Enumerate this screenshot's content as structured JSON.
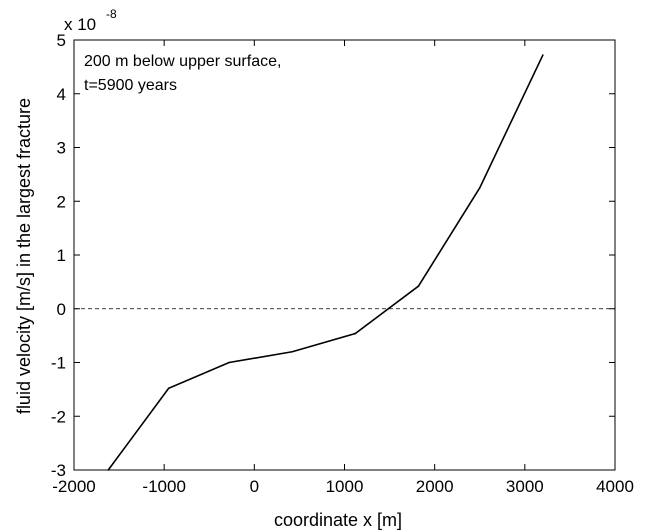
{
  "chart_data": {
    "type": "line",
    "title": "",
    "xlabel": "coordinate x [m]",
    "ylabel": "fluid velocity [m/s] in the largest fracture",
    "xlim": [
      -2000,
      4000
    ],
    "ylim": [
      -3,
      5
    ],
    "y_scale_factor_label": "x 10",
    "y_scale_factor_exponent": "-8",
    "x_ticks": [
      -2000,
      -1000,
      0,
      1000,
      2000,
      3000,
      4000
    ],
    "x_tick_labels": [
      "-2000",
      "-1000",
      "0",
      "1000",
      "2000",
      "3000",
      "4000"
    ],
    "y_ticks": [
      -3,
      -2,
      -1,
      0,
      1,
      2,
      3,
      4,
      5
    ],
    "y_tick_labels": [
      "-3",
      "-2",
      "-1",
      "0",
      "1",
      "2",
      "3",
      "4",
      "5"
    ],
    "annotation_lines": [
      "200 m below upper surface,",
      "t=5900 years"
    ],
    "grid": false,
    "series": [
      {
        "x": [
          -1620,
          -950,
          -280,
          420,
          1120,
          1820,
          2500,
          3200
        ],
        "y": [
          -3.0,
          -1.48,
          -1.0,
          -0.8,
          -0.46,
          0.42,
          2.25,
          4.72
        ],
        "color": "#000000",
        "style": "solid"
      }
    ],
    "reference_line": {
      "y": 0,
      "style": "dashed",
      "color": "#000000"
    }
  }
}
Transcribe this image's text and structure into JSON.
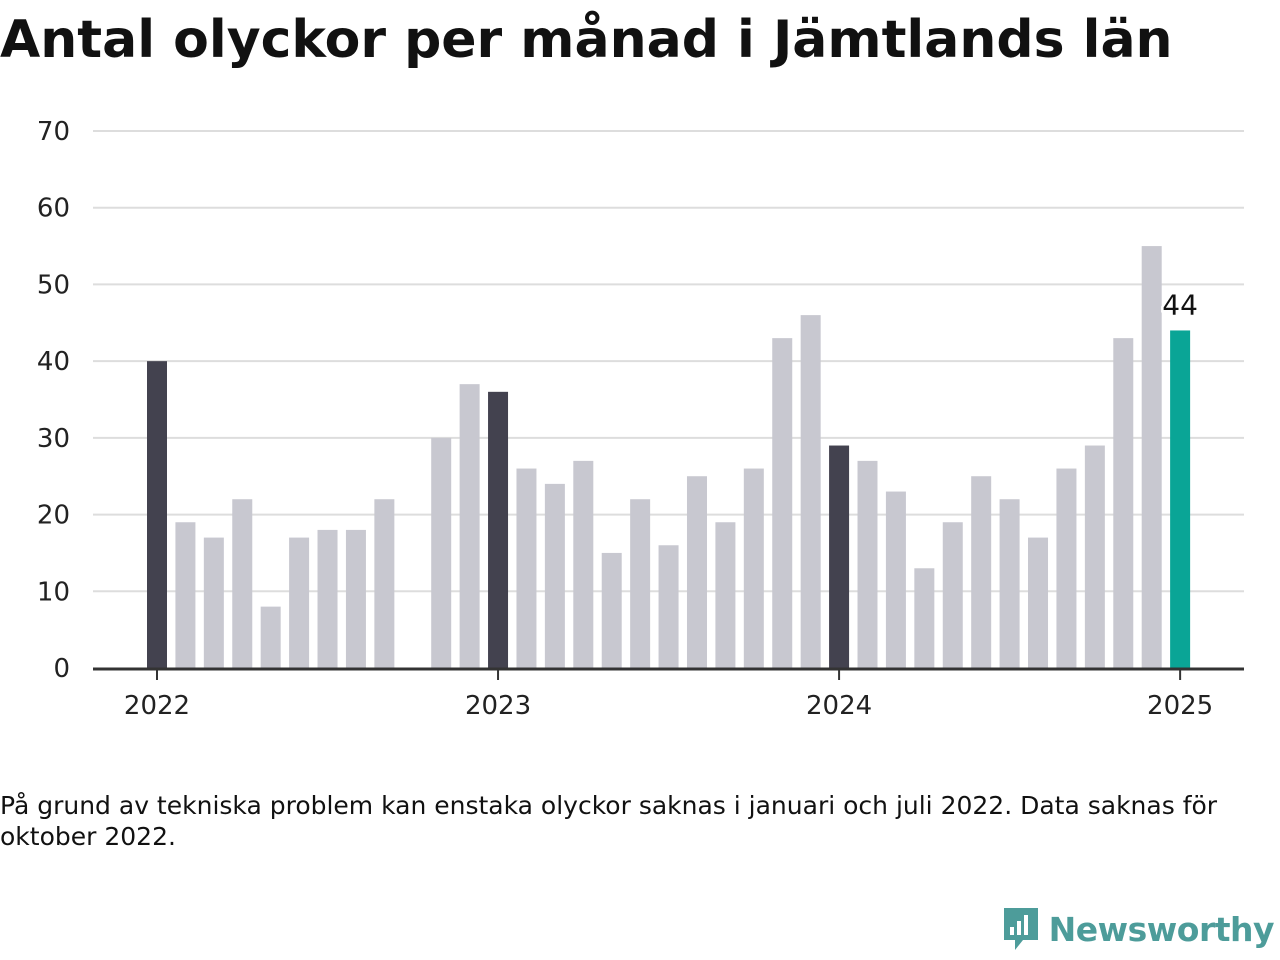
{
  "title": "Antal olyckor per månad i Jämtlands län",
  "note": "På grund av tekniska problem kan enstaka olyckor saknas i januari och juli 2022. Data saknas för oktober 2022.",
  "brand": {
    "name": "Newsworthy",
    "icon": "bar-chart-speech-bubble-icon",
    "color": "#4d9c9a"
  },
  "colors": {
    "january": "#43424f",
    "regular": "#c8c8d0",
    "highlight": "#0aa596",
    "grid": "#dddddd",
    "axis": "#333333"
  },
  "chart_data": {
    "type": "bar",
    "title": "Antal olyckor per månad i Jämtlands län",
    "xlabel": "",
    "ylabel": "",
    "ylim": [
      0,
      70
    ],
    "yticks": [
      0,
      10,
      20,
      30,
      40,
      50,
      60,
      70
    ],
    "xticks": [
      {
        "label": "2022",
        "index": 0
      },
      {
        "label": "2023",
        "index": 12
      },
      {
        "label": "2024",
        "index": 24
      },
      {
        "label": "2025",
        "index": 36
      }
    ],
    "categories": [
      "2022-01",
      "2022-02",
      "2022-03",
      "2022-04",
      "2022-05",
      "2022-06",
      "2022-07",
      "2022-08",
      "2022-09",
      "2022-10",
      "2022-11",
      "2022-12",
      "2023-01",
      "2023-02",
      "2023-03",
      "2023-04",
      "2023-05",
      "2023-06",
      "2023-07",
      "2023-08",
      "2023-09",
      "2023-10",
      "2023-11",
      "2023-12",
      "2024-01",
      "2024-02",
      "2024-03",
      "2024-04",
      "2024-05",
      "2024-06",
      "2024-07",
      "2024-08",
      "2024-09",
      "2024-10",
      "2024-11",
      "2024-12",
      "2025-01"
    ],
    "values": [
      40,
      19,
      17,
      22,
      8,
      17,
      18,
      18,
      22,
      null,
      30,
      37,
      36,
      26,
      24,
      27,
      15,
      22,
      16,
      25,
      19,
      26,
      43,
      46,
      29,
      27,
      23,
      13,
      19,
      25,
      22,
      17,
      26,
      29,
      43,
      55,
      44
    ],
    "highlight_index": 36,
    "highlight_label": "44",
    "grid": true,
    "legend": "none"
  }
}
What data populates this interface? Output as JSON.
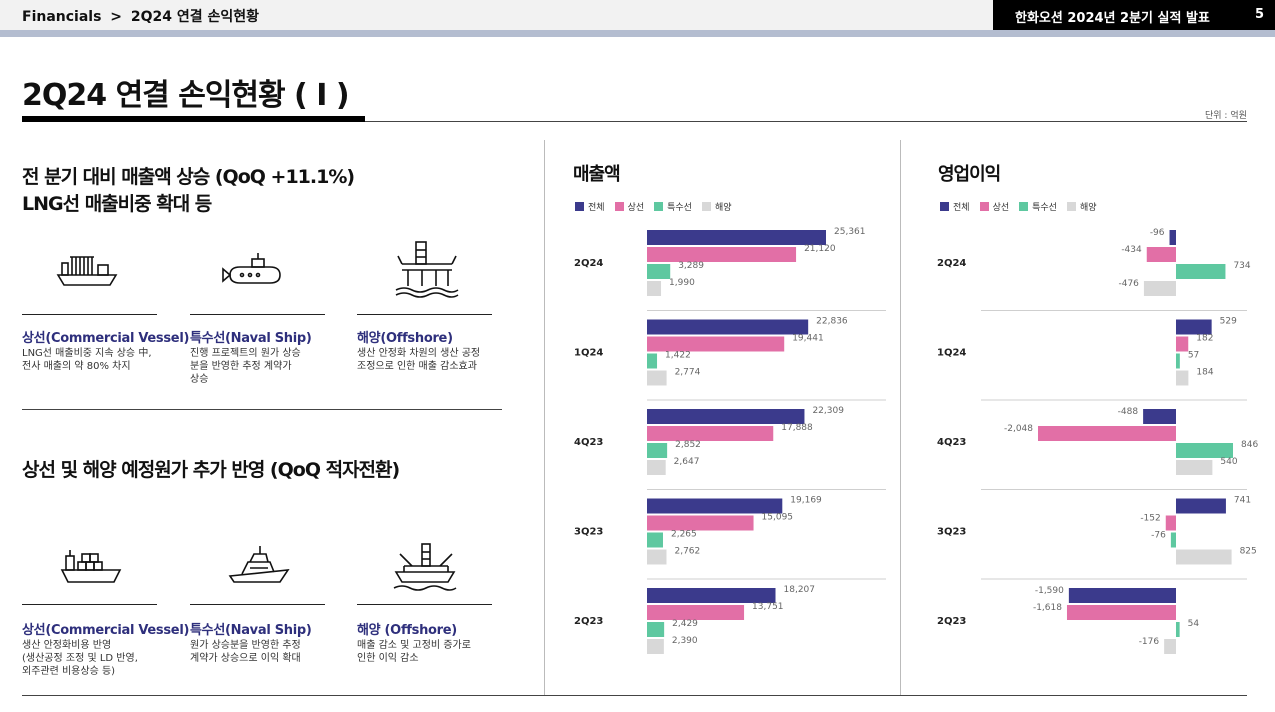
{
  "header": {
    "breadcrumb_root": "Financials",
    "breadcrumb_sep": ">",
    "breadcrumb_page": "2Q24 연결 손익현황",
    "report_title": "한화오션 2024년 2분기 실적 발표",
    "page_number": "5"
  },
  "title": "2Q24 연결 손익현황 ( I )",
  "unit": "단위 : 억원",
  "sales_section": {
    "heading_line1": "전 분기 대비 매출액 상승 (QoQ +11.1%)",
    "heading_line2": "LNG선 매출비중 확대 등",
    "segments": [
      {
        "icon": "lng-carrier-icon",
        "name": "상선(Commercial Vessel)",
        "desc": [
          "LNG선 매출비중 지속 상승 中,",
          "전사 매출의 약 80% 차지"
        ]
      },
      {
        "icon": "submarine-icon",
        "name": "특수선(Naval Ship)",
        "desc": [
          "진행 프로젝트의 원가 상승",
          "분을 반영한 추정 계약가",
          "상승"
        ]
      },
      {
        "icon": "offshore-platform-icon",
        "name": "해양(Offshore)",
        "desc": [
          "생산 안정화 차원의 생산 공정",
          "조정으로 인한 매출 감소효과"
        ]
      }
    ]
  },
  "profit_section": {
    "heading": "상선 및 해양 예정원가 추가 반영 (QoQ 적자전환)",
    "segments": [
      {
        "icon": "container-ship-icon",
        "name": "상선(Commercial Vessel)",
        "desc": [
          "생산 안정화비용 반영",
          "(생산공정 조정 및 LD 반영,",
          "외주관련 비용상승 등)"
        ]
      },
      {
        "icon": "naval-ship-icon",
        "name": "특수선(Naval Ship)",
        "desc": [
          "원가 상승분을 반영한 추정",
          "계약가 상승으로 이익 확대"
        ]
      },
      {
        "icon": "fpso-icon",
        "name": "해양 (Offshore)",
        "desc": [
          "매출 감소 및 고정비 증가로",
          "인한 이익 감소"
        ]
      }
    ]
  },
  "colors": {
    "total": "#3b3a8c",
    "commercial": "#e26fa6",
    "naval": "#5ec8a0",
    "offshore": "#d8d8d8"
  },
  "chart_data": [
    {
      "type": "bar",
      "title": "매출액",
      "orientation": "horizontal",
      "categories": [
        "2Q24",
        "1Q24",
        "4Q23",
        "3Q23",
        "2Q23"
      ],
      "series": [
        {
          "name": "전체",
          "values": [
            25361,
            22836,
            22309,
            19169,
            18207
          ]
        },
        {
          "name": "상선",
          "values": [
            21120,
            19441,
            17888,
            15095,
            13751
          ]
        },
        {
          "name": "특수선",
          "values": [
            3289,
            1422,
            2852,
            2265,
            2429
          ]
        },
        {
          "name": "해양",
          "values": [
            1990,
            2774,
            2647,
            2762,
            2390
          ]
        }
      ],
      "value_labels": {
        "전체": [
          "25,361",
          "22,836",
          "22,309",
          "19,169",
          "18,207"
        ],
        "상선": [
          "21,120",
          "19,441",
          "17,888",
          "15,095",
          "13,751"
        ],
        "특수선": [
          "3,289",
          "1,422",
          "2,852",
          "2,265",
          "2,429"
        ],
        "해양": [
          "1,990",
          "2,774",
          "2,647",
          "2,762",
          "2,390"
        ]
      },
      "xlim": [
        0,
        25361
      ],
      "legend_position": "top-left",
      "grid": false
    },
    {
      "type": "bar",
      "title": "영업이익",
      "orientation": "horizontal",
      "categories": [
        "2Q24",
        "1Q24",
        "4Q23",
        "3Q23",
        "2Q23"
      ],
      "series": [
        {
          "name": "전체",
          "values": [
            -96,
            529,
            -488,
            741,
            -1590
          ]
        },
        {
          "name": "상선",
          "values": [
            -434,
            182,
            -2048,
            -152,
            -1618
          ]
        },
        {
          "name": "특수선",
          "values": [
            734,
            57,
            846,
            -76,
            54
          ]
        },
        {
          "name": "해양",
          "values": [
            -476,
            184,
            540,
            825,
            -176
          ]
        }
      ],
      "value_labels": {
        "전체": [
          "-96",
          "529",
          "-488",
          "741",
          "-1,590"
        ],
        "상선": [
          "-434",
          "182",
          "-2,048",
          "-152",
          "-1,618"
        ],
        "특수선": [
          "734",
          "57",
          "846",
          "-76",
          "54"
        ],
        "해양": [
          "-476",
          "184",
          "540",
          "825",
          "-176"
        ]
      },
      "xlim": [
        -2048,
        846
      ],
      "legend_position": "top-left",
      "grid": false
    }
  ]
}
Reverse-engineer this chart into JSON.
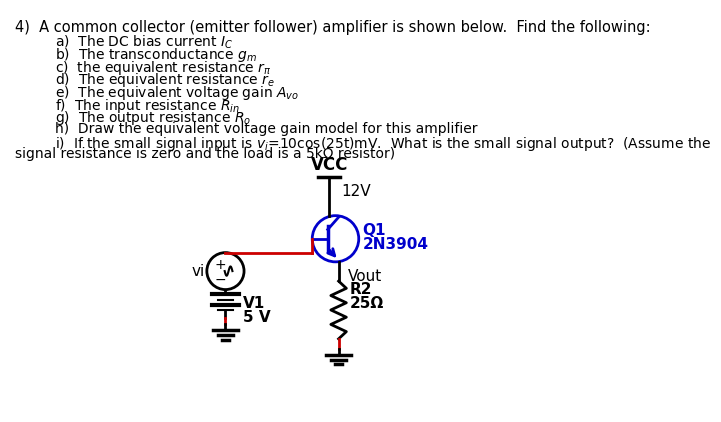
{
  "bg_color": "#ffffff",
  "title_text": "4)  A common collector (emitter follower) amplifier is shown below.  Find the following:",
  "items": [
    "a)  The DC bias current $I_C$",
    "b)  The transconductance $g_m$",
    "c)  the equivalent resistance $r_\\pi$",
    "d)  The equivalent resistance $r_e$",
    "e)  The equivalent voltage gain $A_{vo}$",
    "f)  The input resistance $R_{in}$",
    "g)  The output resistance $R_o$",
    "h)  Draw the equivalent voltage gain model for this amplifier",
    "i)  If the small signal input is $v_i$=10cos(25t)mV.  What is the small signal output?  (Assume the"
  ],
  "last_line": "signal resistance is zero and the load is a 5kΩ resistor)",
  "vcc_label": "VCC",
  "v12_label": "12V",
  "q1_label": "Q1",
  "transistor_label": "2N3904",
  "v1_label": "V1",
  "v5_label": "5 V",
  "vi_label": "vi",
  "vout_label": "Vout",
  "r2_label": "R2",
  "r2_val": "25Ω",
  "transistor_color": "#0000cc",
  "wire_color_red": "#cc0000",
  "wire_color_black": "#000000",
  "text_color": "#000000",
  "blue_text": "#0000cc"
}
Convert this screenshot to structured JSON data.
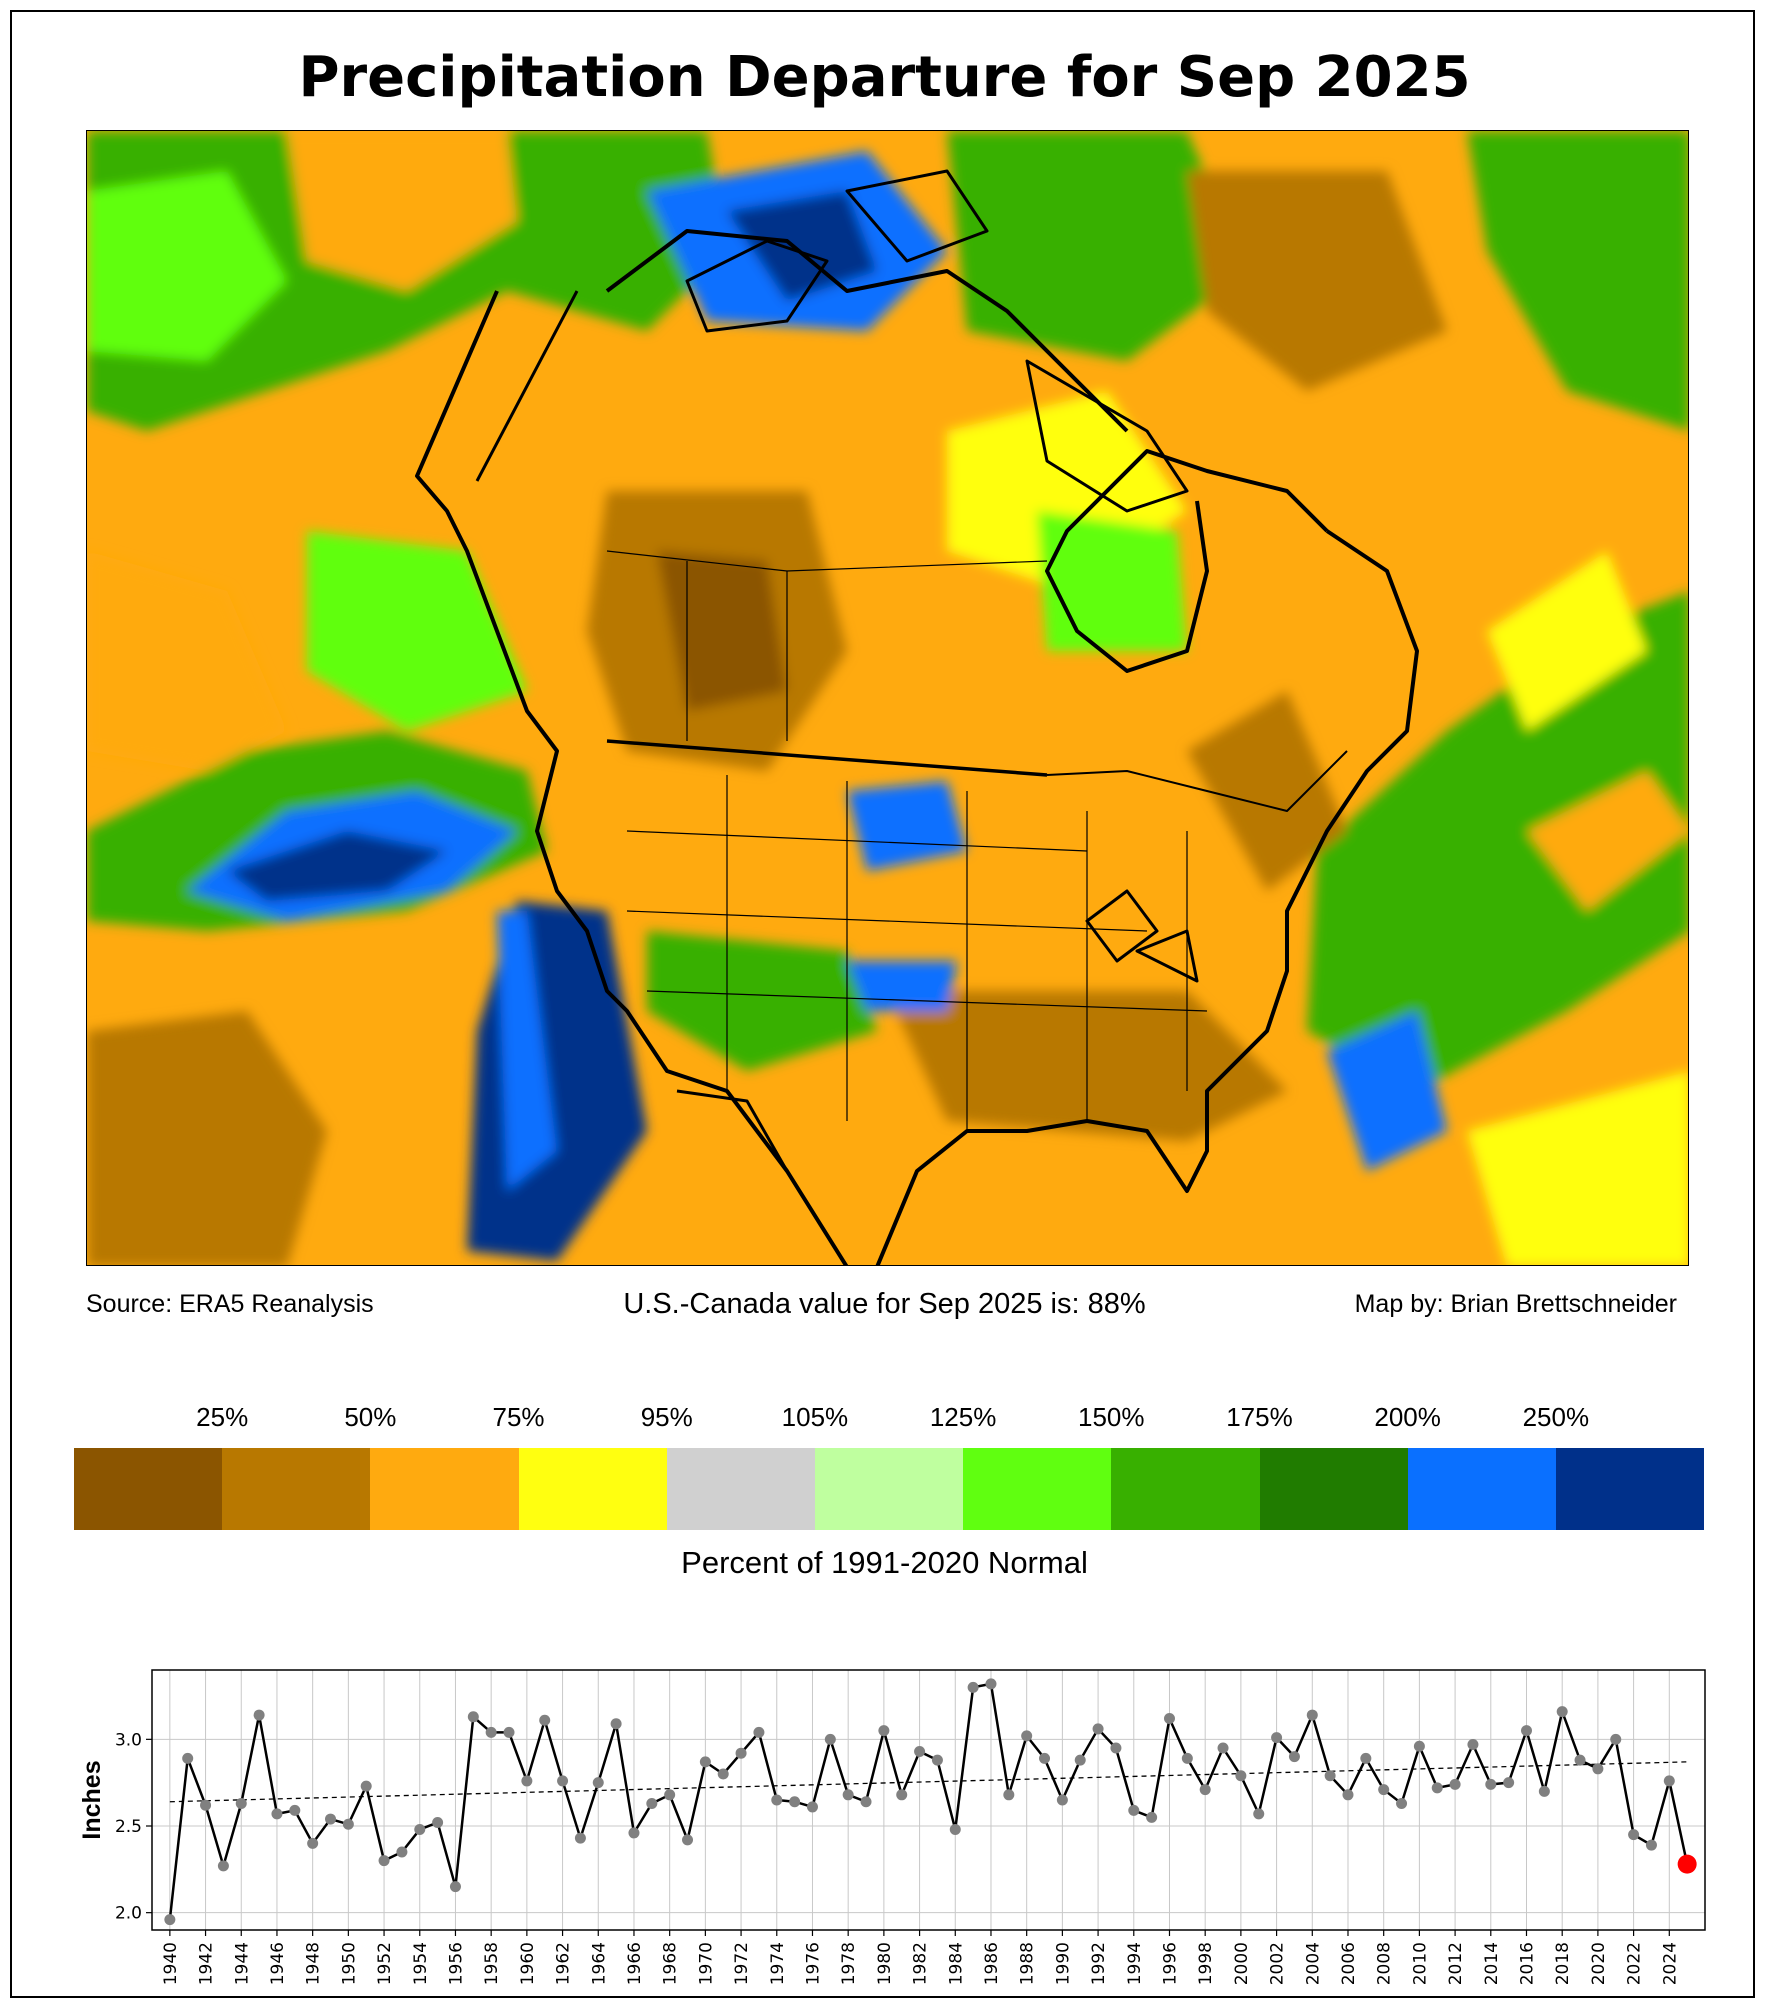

PROBLEM DETAILS: How many lines in the data contain the string "below"? Respond with the number only.

EXERCISE SOLUTION: 2